BEGIN Dataset records
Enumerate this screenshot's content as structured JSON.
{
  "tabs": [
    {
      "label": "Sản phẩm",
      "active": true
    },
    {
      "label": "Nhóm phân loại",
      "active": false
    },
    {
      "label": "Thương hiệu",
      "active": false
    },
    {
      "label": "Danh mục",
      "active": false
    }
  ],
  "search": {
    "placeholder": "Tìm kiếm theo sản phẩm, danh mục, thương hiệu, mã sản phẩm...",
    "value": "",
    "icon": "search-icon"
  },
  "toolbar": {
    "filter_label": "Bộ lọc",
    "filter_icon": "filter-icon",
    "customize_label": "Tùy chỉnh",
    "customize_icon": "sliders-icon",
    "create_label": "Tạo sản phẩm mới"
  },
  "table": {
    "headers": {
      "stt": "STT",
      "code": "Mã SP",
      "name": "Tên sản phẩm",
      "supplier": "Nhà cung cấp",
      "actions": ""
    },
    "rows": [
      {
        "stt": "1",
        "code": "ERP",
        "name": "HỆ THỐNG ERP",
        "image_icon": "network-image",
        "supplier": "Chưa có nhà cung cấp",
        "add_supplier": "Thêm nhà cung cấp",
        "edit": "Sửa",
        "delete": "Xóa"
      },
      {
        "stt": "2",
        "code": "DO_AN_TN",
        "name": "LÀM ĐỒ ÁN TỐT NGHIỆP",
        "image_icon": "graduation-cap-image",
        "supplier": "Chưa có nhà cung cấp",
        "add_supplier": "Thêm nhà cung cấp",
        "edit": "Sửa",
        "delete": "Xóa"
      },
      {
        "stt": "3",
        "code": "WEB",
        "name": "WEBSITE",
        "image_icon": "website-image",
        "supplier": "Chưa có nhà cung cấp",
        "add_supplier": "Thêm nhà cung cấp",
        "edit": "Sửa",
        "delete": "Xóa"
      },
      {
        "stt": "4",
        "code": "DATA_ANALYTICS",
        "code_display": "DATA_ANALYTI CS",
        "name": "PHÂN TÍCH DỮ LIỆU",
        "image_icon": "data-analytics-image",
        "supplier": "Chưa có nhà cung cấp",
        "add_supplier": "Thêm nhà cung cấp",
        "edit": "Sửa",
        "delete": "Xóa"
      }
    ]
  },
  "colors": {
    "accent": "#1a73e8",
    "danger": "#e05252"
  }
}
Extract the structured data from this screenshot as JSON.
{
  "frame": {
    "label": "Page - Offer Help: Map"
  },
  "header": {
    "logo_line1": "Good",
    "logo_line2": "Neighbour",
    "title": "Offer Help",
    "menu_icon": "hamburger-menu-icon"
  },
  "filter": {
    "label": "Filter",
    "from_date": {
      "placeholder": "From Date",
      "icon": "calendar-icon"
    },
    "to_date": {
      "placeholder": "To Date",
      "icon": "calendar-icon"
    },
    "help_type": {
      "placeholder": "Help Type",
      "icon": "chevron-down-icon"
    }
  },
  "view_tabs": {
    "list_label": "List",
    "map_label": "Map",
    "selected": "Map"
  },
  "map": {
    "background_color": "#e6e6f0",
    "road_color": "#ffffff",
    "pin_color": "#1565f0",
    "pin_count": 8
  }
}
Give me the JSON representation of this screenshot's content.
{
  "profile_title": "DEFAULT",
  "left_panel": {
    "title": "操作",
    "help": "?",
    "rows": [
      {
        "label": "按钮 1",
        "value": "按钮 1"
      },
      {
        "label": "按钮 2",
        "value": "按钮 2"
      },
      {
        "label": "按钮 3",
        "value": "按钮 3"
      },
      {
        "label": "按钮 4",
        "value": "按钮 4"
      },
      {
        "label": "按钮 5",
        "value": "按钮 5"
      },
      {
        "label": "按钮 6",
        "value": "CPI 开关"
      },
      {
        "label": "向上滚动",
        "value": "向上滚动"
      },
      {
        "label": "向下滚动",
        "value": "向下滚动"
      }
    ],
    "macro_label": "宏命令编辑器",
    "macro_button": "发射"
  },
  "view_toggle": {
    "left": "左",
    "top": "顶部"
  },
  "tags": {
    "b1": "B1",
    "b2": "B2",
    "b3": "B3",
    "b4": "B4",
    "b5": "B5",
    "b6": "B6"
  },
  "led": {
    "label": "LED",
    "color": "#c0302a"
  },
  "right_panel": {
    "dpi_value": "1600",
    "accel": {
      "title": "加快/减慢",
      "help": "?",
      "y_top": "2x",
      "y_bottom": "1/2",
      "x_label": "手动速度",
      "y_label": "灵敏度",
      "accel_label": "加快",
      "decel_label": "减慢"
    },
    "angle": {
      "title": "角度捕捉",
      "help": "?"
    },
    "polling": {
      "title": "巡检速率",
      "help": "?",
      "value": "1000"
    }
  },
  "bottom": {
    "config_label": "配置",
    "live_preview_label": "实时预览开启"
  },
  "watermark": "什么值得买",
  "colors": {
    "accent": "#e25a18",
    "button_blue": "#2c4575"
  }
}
END Dataset records
• [What you need to do] Where a line holds "name", copy it out.

• [Full answer]
      "name": "Tên sản phẩm",
        "name": "HỆ THỐNG ERP",
        "name": "LÀM ĐỒ ÁN TỐT NGHIỆP",
        "name": "WEBSITE",
        "name": "PHÂN TÍCH DỮ LIỆU",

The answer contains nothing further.